• YOUR OBJECTIVE: Your task is to repeat the entries exactly. Leave the pictures out.

• DATA RECORDS:
• • • •

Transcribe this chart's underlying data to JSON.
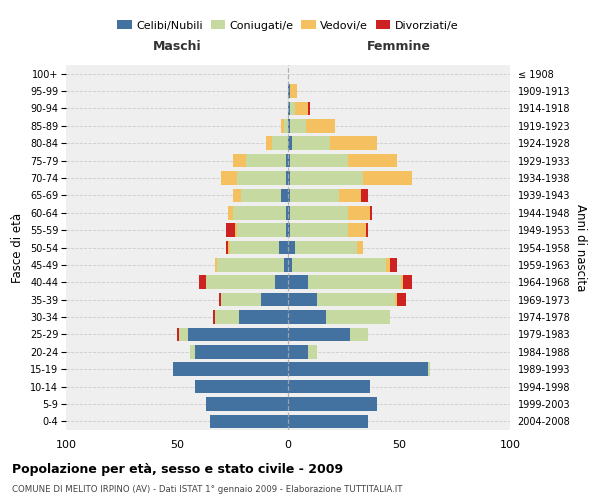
{
  "age_groups": [
    "0-4",
    "5-9",
    "10-14",
    "15-19",
    "20-24",
    "25-29",
    "30-34",
    "35-39",
    "40-44",
    "45-49",
    "50-54",
    "55-59",
    "60-64",
    "65-69",
    "70-74",
    "75-79",
    "80-84",
    "85-89",
    "90-94",
    "95-99",
    "100+"
  ],
  "birth_years": [
    "2004-2008",
    "1999-2003",
    "1994-1998",
    "1989-1993",
    "1984-1988",
    "1979-1983",
    "1974-1978",
    "1969-1973",
    "1964-1968",
    "1959-1963",
    "1954-1958",
    "1949-1953",
    "1944-1948",
    "1939-1943",
    "1934-1938",
    "1929-1933",
    "1924-1928",
    "1919-1923",
    "1914-1918",
    "1909-1913",
    "≤ 1908"
  ],
  "maschi": {
    "celibe": [
      35,
      37,
      42,
      52,
      42,
      45,
      22,
      12,
      6,
      2,
      4,
      1,
      1,
      3,
      1,
      1,
      0,
      0,
      0,
      0,
      0
    ],
    "coniugato": [
      0,
      0,
      0,
      0,
      2,
      4,
      11,
      18,
      31,
      30,
      22,
      22,
      24,
      18,
      22,
      18,
      7,
      2,
      0,
      0,
      0
    ],
    "vedovo": [
      0,
      0,
      0,
      0,
      0,
      0,
      0,
      0,
      0,
      1,
      1,
      1,
      2,
      4,
      7,
      6,
      3,
      1,
      0,
      0,
      0
    ],
    "divorziato": [
      0,
      0,
      0,
      0,
      0,
      1,
      1,
      1,
      3,
      0,
      1,
      4,
      0,
      0,
      0,
      0,
      0,
      0,
      0,
      0,
      0
    ]
  },
  "femmine": {
    "nubile": [
      36,
      40,
      37,
      63,
      9,
      28,
      17,
      13,
      9,
      2,
      3,
      1,
      1,
      1,
      1,
      1,
      2,
      1,
      1,
      1,
      0
    ],
    "coniugata": [
      0,
      0,
      0,
      1,
      4,
      8,
      29,
      35,
      42,
      42,
      28,
      26,
      26,
      22,
      33,
      26,
      17,
      7,
      2,
      0,
      0
    ],
    "vedova": [
      0,
      0,
      0,
      0,
      0,
      0,
      0,
      1,
      1,
      2,
      3,
      8,
      10,
      10,
      22,
      22,
      21,
      13,
      6,
      3,
      0
    ],
    "divorziata": [
      0,
      0,
      0,
      0,
      0,
      0,
      0,
      4,
      4,
      3,
      0,
      1,
      1,
      3,
      0,
      0,
      0,
      0,
      1,
      0,
      0
    ]
  },
  "colors": {
    "celibe": "#4472a0",
    "coniugato": "#c5d9a0",
    "vedovo": "#f5c060",
    "divorziato": "#cc2222"
  },
  "xlim": 100,
  "title": "Popolazione per età, sesso e stato civile - 2009",
  "subtitle": "COMUNE DI MELITO IRPINO (AV) - Dati ISTAT 1° gennaio 2009 - Elaborazione TUTTITALIA.IT",
  "ylabel_left": "Fasce di età",
  "ylabel_right": "Anni di nascita",
  "xlabel_left": "Maschi",
  "xlabel_right": "Femmine",
  "bg_color": "#efefef",
  "grid_color": "#cccccc"
}
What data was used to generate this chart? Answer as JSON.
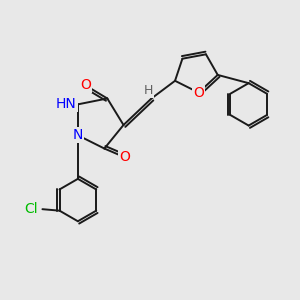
{
  "background_color": "#e8e8e8",
  "bond_color": "#1a1a1a",
  "atom_colors": {
    "O": "#ff0000",
    "N": "#0000ff",
    "Cl": "#00bb00",
    "C": "#1a1a1a",
    "H": "#606060"
  },
  "font_size_atoms": 10,
  "font_size_H": 9,
  "font_size_Cl": 10,
  "figsize": [
    3.0,
    3.0
  ],
  "dpi": 100
}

• • • •

• FINAL RESULT:
Transcribe this chart's underlying data to JSON.
{
  "age_groups": [
    "0-4",
    "5-9",
    "10-14",
    "15-19",
    "20-24",
    "25-29",
    "30-34",
    "35-39",
    "40-44",
    "45-49",
    "50-54",
    "55-59",
    "60-64",
    "65-69",
    "70-74",
    "75-79",
    "80-84",
    "85-89",
    "90-94",
    "95-99",
    "100+"
  ],
  "birth_years": [
    "2004-2008",
    "1999-2003",
    "1994-1998",
    "1989-1993",
    "1984-1988",
    "1979-1983",
    "1974-1978",
    "1969-1973",
    "1964-1968",
    "1959-1963",
    "1954-1958",
    "1949-1953",
    "1944-1948",
    "1939-1943",
    "1934-1938",
    "1929-1933",
    "1924-1928",
    "1919-1923",
    "1914-1918",
    "1909-1913",
    "≤ 1908"
  ],
  "maschi": {
    "celibe": [
      35,
      37,
      42,
      52,
      42,
      45,
      22,
      12,
      6,
      2,
      4,
      1,
      1,
      3,
      1,
      1,
      0,
      0,
      0,
      0,
      0
    ],
    "coniugato": [
      0,
      0,
      0,
      0,
      2,
      4,
      11,
      18,
      31,
      30,
      22,
      22,
      24,
      18,
      22,
      18,
      7,
      2,
      0,
      0,
      0
    ],
    "vedovo": [
      0,
      0,
      0,
      0,
      0,
      0,
      0,
      0,
      0,
      1,
      1,
      1,
      2,
      4,
      7,
      6,
      3,
      1,
      0,
      0,
      0
    ],
    "divorziato": [
      0,
      0,
      0,
      0,
      0,
      1,
      1,
      1,
      3,
      0,
      1,
      4,
      0,
      0,
      0,
      0,
      0,
      0,
      0,
      0,
      0
    ]
  },
  "femmine": {
    "nubile": [
      36,
      40,
      37,
      63,
      9,
      28,
      17,
      13,
      9,
      2,
      3,
      1,
      1,
      1,
      1,
      1,
      2,
      1,
      1,
      1,
      0
    ],
    "coniugata": [
      0,
      0,
      0,
      1,
      4,
      8,
      29,
      35,
      42,
      42,
      28,
      26,
      26,
      22,
      33,
      26,
      17,
      7,
      2,
      0,
      0
    ],
    "vedova": [
      0,
      0,
      0,
      0,
      0,
      0,
      0,
      1,
      1,
      2,
      3,
      8,
      10,
      10,
      22,
      22,
      21,
      13,
      6,
      3,
      0
    ],
    "divorziata": [
      0,
      0,
      0,
      0,
      0,
      0,
      0,
      4,
      4,
      3,
      0,
      1,
      1,
      3,
      0,
      0,
      0,
      0,
      1,
      0,
      0
    ]
  },
  "colors": {
    "celibe": "#4472a0",
    "coniugato": "#c5d9a0",
    "vedovo": "#f5c060",
    "divorziato": "#cc2222"
  },
  "xlim": 100,
  "title": "Popolazione per età, sesso e stato civile - 2009",
  "subtitle": "COMUNE DI MELITO IRPINO (AV) - Dati ISTAT 1° gennaio 2009 - Elaborazione TUTTITALIA.IT",
  "ylabel_left": "Fasce di età",
  "ylabel_right": "Anni di nascita",
  "xlabel_left": "Maschi",
  "xlabel_right": "Femmine",
  "bg_color": "#efefef",
  "grid_color": "#cccccc"
}
What data was used to generate this chart? Answer as JSON.
{
  "background_color": "#e8e8e8",
  "bond_color": "#1a1a1a",
  "atom_colors": {
    "O": "#ff0000",
    "N": "#0000ff",
    "Cl": "#00bb00",
    "C": "#1a1a1a",
    "H": "#606060"
  },
  "font_size_atoms": 10,
  "font_size_H": 9,
  "font_size_Cl": 10,
  "figsize": [
    3.0,
    3.0
  ],
  "dpi": 100
}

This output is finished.